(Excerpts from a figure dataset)
════════════════
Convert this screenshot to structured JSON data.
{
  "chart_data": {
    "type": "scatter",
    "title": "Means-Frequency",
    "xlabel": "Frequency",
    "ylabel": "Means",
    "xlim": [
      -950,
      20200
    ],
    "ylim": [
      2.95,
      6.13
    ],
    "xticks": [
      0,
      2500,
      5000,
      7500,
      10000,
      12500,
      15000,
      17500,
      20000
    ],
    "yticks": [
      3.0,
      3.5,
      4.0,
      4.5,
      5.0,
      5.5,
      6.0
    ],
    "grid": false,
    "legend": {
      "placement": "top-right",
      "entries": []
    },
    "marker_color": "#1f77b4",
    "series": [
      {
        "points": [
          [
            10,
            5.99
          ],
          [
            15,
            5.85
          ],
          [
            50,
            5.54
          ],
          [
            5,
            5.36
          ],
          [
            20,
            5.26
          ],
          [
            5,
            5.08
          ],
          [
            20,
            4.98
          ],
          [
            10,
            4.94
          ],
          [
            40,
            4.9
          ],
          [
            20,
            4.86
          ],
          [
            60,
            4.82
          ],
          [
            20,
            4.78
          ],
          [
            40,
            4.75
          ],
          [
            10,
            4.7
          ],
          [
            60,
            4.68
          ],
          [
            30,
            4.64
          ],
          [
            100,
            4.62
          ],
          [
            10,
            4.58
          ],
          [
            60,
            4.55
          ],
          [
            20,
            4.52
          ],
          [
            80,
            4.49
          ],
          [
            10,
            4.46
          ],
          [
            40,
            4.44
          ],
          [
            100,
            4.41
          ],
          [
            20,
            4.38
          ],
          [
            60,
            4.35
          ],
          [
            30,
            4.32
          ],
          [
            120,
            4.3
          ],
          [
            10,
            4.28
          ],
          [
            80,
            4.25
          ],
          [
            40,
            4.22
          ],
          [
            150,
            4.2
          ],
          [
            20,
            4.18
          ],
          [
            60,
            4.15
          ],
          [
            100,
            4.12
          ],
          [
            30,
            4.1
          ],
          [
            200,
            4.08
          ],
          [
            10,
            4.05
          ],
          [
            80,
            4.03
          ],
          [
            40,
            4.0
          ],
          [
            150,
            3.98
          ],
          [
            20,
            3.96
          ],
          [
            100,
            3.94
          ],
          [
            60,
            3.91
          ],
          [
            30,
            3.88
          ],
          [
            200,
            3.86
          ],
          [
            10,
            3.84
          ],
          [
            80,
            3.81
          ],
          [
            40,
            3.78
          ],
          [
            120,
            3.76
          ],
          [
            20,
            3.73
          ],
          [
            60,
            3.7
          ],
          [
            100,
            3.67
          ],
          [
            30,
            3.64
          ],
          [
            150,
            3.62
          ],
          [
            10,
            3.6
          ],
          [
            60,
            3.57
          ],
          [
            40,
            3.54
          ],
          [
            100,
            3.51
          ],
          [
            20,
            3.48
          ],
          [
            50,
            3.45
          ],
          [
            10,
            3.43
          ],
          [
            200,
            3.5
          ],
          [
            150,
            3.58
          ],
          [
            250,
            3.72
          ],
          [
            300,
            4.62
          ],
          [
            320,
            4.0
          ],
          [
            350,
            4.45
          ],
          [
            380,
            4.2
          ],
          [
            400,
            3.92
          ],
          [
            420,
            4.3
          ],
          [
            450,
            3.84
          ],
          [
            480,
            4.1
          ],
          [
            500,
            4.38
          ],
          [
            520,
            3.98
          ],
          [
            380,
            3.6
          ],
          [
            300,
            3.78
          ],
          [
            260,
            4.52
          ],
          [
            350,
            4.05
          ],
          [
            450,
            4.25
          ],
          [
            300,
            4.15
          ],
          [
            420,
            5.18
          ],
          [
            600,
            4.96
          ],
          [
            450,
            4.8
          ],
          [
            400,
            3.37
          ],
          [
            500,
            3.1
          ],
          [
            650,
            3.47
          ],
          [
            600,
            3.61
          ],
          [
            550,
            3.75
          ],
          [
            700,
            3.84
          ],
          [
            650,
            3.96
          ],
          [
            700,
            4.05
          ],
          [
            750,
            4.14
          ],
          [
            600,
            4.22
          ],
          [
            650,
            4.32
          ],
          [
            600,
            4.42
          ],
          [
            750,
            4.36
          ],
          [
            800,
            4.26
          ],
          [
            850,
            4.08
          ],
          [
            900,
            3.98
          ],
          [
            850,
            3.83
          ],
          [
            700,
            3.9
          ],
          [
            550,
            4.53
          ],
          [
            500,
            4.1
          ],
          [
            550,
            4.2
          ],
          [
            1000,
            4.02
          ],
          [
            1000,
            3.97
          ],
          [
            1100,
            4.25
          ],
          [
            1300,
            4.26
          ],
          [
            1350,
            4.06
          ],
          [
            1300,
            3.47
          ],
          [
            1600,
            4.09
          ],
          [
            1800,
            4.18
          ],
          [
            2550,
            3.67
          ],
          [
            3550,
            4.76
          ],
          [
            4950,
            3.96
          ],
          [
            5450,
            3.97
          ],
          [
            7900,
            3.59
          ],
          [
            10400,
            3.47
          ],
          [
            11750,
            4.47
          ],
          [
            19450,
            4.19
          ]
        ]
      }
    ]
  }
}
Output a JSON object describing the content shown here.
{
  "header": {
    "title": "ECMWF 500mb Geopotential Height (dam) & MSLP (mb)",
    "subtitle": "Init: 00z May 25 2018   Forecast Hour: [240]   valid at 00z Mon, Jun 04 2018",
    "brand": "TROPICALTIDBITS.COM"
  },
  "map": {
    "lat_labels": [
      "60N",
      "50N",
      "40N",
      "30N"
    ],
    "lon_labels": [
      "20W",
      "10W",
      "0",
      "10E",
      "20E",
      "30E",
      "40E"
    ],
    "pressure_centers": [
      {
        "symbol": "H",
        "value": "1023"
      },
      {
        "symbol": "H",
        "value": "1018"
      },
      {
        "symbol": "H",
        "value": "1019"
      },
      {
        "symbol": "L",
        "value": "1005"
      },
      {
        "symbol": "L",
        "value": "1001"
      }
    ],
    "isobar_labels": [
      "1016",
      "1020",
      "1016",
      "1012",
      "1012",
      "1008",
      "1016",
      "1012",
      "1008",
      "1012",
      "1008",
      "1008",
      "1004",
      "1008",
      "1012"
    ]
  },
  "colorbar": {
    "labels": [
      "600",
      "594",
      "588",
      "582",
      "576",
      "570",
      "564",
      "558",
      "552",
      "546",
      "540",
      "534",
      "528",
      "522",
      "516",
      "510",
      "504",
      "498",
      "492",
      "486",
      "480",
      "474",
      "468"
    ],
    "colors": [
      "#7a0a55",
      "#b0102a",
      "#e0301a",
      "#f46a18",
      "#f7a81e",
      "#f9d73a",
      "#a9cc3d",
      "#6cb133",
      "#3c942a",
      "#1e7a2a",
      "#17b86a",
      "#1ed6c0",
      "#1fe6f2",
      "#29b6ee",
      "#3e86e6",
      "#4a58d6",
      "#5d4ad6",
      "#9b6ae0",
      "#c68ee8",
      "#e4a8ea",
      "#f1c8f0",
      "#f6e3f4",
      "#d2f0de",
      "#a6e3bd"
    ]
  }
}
════════════════
What you need to do:
Search the data for the word "JSON" and copy each line where it appears.

Output for this exercise:
Convert this screenshot to structured JSON data.
Output a JSON object describing the content shown here.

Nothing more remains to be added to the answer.